From the listing below, work out how many lines contain "color". Reply with that number only.

━━━ Provided records ━━━

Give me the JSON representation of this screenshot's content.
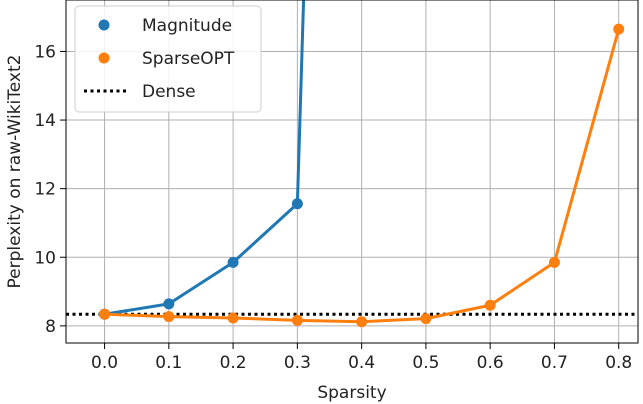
{
  "chart_data": {
    "type": "line",
    "xlabel": "Sparsity",
    "ylabel": "Perplexity on raw-WikiText2",
    "xlim": [
      -0.06,
      0.83
    ],
    "ylim": [
      7.5,
      17.5
    ],
    "x_ticks": [
      "0.0",
      "0.1",
      "0.2",
      "0.3",
      "0.4",
      "0.5",
      "0.6",
      "0.7",
      "0.8"
    ],
    "x_tick_values": [
      0.0,
      0.1,
      0.2,
      0.3,
      0.4,
      0.5,
      0.6,
      0.7,
      0.8
    ],
    "y_ticks": [
      "8",
      "10",
      "12",
      "14",
      "16"
    ],
    "y_tick_values": [
      8,
      10,
      12,
      14,
      16
    ],
    "grid": true,
    "legend_position": "top-left",
    "series": [
      {
        "name": "Magnitude",
        "color": "#1f77b4",
        "x": [
          0.0,
          0.1,
          0.2,
          0.3
        ],
        "y": [
          8.34,
          8.64,
          9.85,
          11.56
        ],
        "continues_beyond_top_to": [
          0.33,
          30.0
        ]
      },
      {
        "name": "SparseOPT",
        "color": "#ff7f0e",
        "x": [
          0.0,
          0.1,
          0.2,
          0.3,
          0.4,
          0.5,
          0.6,
          0.7,
          0.8
        ],
        "y": [
          8.34,
          8.27,
          8.23,
          8.16,
          8.12,
          8.21,
          8.6,
          9.85,
          16.65
        ]
      }
    ],
    "reference_lines": [
      {
        "name": "Dense",
        "y": 8.34,
        "style": "dotted",
        "color": "#000000"
      }
    ]
  }
}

━━━

Task output ::
3